_STATED EXERCISE_
Are you able to quote each entry exactly as written?

:: RECORD SET ::

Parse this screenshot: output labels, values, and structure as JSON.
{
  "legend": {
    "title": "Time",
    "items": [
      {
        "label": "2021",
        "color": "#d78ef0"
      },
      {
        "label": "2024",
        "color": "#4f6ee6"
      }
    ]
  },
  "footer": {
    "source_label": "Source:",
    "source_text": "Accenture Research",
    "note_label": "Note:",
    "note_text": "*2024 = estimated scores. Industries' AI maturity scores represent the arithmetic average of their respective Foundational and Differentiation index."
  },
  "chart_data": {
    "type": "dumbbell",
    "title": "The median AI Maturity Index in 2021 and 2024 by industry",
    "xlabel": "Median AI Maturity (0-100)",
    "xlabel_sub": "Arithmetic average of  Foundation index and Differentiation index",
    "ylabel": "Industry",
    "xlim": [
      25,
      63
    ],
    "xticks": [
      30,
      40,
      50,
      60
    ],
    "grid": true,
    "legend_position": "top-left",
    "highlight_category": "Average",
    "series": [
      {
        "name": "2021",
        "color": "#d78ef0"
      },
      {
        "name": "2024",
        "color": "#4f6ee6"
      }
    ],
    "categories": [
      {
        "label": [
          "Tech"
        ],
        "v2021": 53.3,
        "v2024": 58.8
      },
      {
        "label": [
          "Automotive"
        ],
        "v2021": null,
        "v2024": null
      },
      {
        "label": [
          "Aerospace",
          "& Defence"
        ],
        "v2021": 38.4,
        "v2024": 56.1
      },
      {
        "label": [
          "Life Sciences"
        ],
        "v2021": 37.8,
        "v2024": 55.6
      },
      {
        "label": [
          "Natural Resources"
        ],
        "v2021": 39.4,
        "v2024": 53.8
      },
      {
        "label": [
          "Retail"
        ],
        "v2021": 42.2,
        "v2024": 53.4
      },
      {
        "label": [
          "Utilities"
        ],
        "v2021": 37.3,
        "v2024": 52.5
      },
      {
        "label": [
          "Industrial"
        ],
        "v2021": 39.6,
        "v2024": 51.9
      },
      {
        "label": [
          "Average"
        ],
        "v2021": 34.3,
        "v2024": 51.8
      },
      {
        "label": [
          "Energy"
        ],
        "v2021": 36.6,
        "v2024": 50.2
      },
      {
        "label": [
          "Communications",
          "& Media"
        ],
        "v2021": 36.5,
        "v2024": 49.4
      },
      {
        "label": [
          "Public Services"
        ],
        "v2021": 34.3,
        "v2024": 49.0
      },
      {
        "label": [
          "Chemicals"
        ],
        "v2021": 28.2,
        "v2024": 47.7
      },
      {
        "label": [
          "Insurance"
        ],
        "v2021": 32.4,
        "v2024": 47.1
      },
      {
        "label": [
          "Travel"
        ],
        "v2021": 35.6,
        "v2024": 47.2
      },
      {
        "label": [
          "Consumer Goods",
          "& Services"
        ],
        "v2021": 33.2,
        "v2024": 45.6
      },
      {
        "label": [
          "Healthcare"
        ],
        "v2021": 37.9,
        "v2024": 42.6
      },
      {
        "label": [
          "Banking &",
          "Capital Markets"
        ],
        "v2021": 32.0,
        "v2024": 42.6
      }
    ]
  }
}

:::

_FINAL RESULT_
Parse this screenshot: output labels, values, and structure as JSON.
{
  "legend": {
    "title": "Time",
    "items": [
      {
        "label": "2021",
        "color": "#d78ef0"
      },
      {
        "label": "2024",
        "color": "#4f6ee6"
      }
    ]
  },
  "footer": {
    "source_label": "Source:",
    "source_text": "Accenture Research",
    "note_label": "Note:",
    "note_text": "*2024 = estimated scores. Industries' AI maturity scores represent the arithmetic average of their respective Foundational and Differentiation index."
  },
  "chart_data": {
    "type": "dumbbell",
    "title": "The median AI Maturity Index in 2021 and 2024 by industry",
    "xlabel": "Median AI Maturity (0-100)",
    "xlabel_sub": "Arithmetic average of  Foundation index and Differentiation index",
    "ylabel": "Industry",
    "xlim": [
      25,
      63
    ],
    "xticks": [
      30,
      40,
      50,
      60
    ],
    "grid": true,
    "legend_position": "top-left",
    "highlight_category": "Average",
    "series": [
      {
        "name": "2021",
        "color": "#d78ef0"
      },
      {
        "name": "2024",
        "color": "#4f6ee6"
      }
    ],
    "categories": [
      {
        "label": [
          "Tech"
        ],
        "v2021": 53.3,
        "v2024": 58.8
      },
      {
        "label": [
          "Automotive"
        ],
        "v2021": null,
        "v2024": null
      },
      {
        "label": [
          "Aerospace",
          "& Defence"
        ],
        "v2021": 38.4,
        "v2024": 56.1
      },
      {
        "label": [
          "Life Sciences"
        ],
        "v2021": 37.8,
        "v2024": 55.6
      },
      {
        "label": [
          "Natural Resources"
        ],
        "v2021": 39.4,
        "v2024": 53.8
      },
      {
        "label": [
          "Retail"
        ],
        "v2021": 42.2,
        "v2024": 53.4
      },
      {
        "label": [
          "Utilities"
        ],
        "v2021": 37.3,
        "v2024": 52.5
      },
      {
        "label": [
          "Industrial"
        ],
        "v2021": 39.6,
        "v2024": 51.9
      },
      {
        "label": [
          "Average"
        ],
        "v2021": 34.3,
        "v2024": 51.8
      },
      {
        "label": [
          "Energy"
        ],
        "v2021": 36.6,
        "v2024": 50.2
      },
      {
        "label": [
          "Communications",
          "& Media"
        ],
        "v2021": 36.5,
        "v2024": 49.4
      },
      {
        "label": [
          "Public Services"
        ],
        "v2021": 34.3,
        "v2024": 49.0
      },
      {
        "label": [
          "Chemicals"
        ],
        "v2021": 28.2,
        "v2024": 47.7
      },
      {
        "label": [
          "Insurance"
        ],
        "v2021": 32.4,
        "v2024": 47.1
      },
      {
        "label": [
          "Travel"
        ],
        "v2021": 35.6,
        "v2024": 47.2
      },
      {
        "label": [
          "Consumer Goods",
          "& Services"
        ],
        "v2021": 33.2,
        "v2024": 45.6
      },
      {
        "label": [
          "Healthcare"
        ],
        "v2021": 37.9,
        "v2024": 42.6
      },
      {
        "label": [
          "Banking &",
          "Capital Markets"
        ],
        "v2021": 32.0,
        "v2024": 42.6
      }
    ]
  }
}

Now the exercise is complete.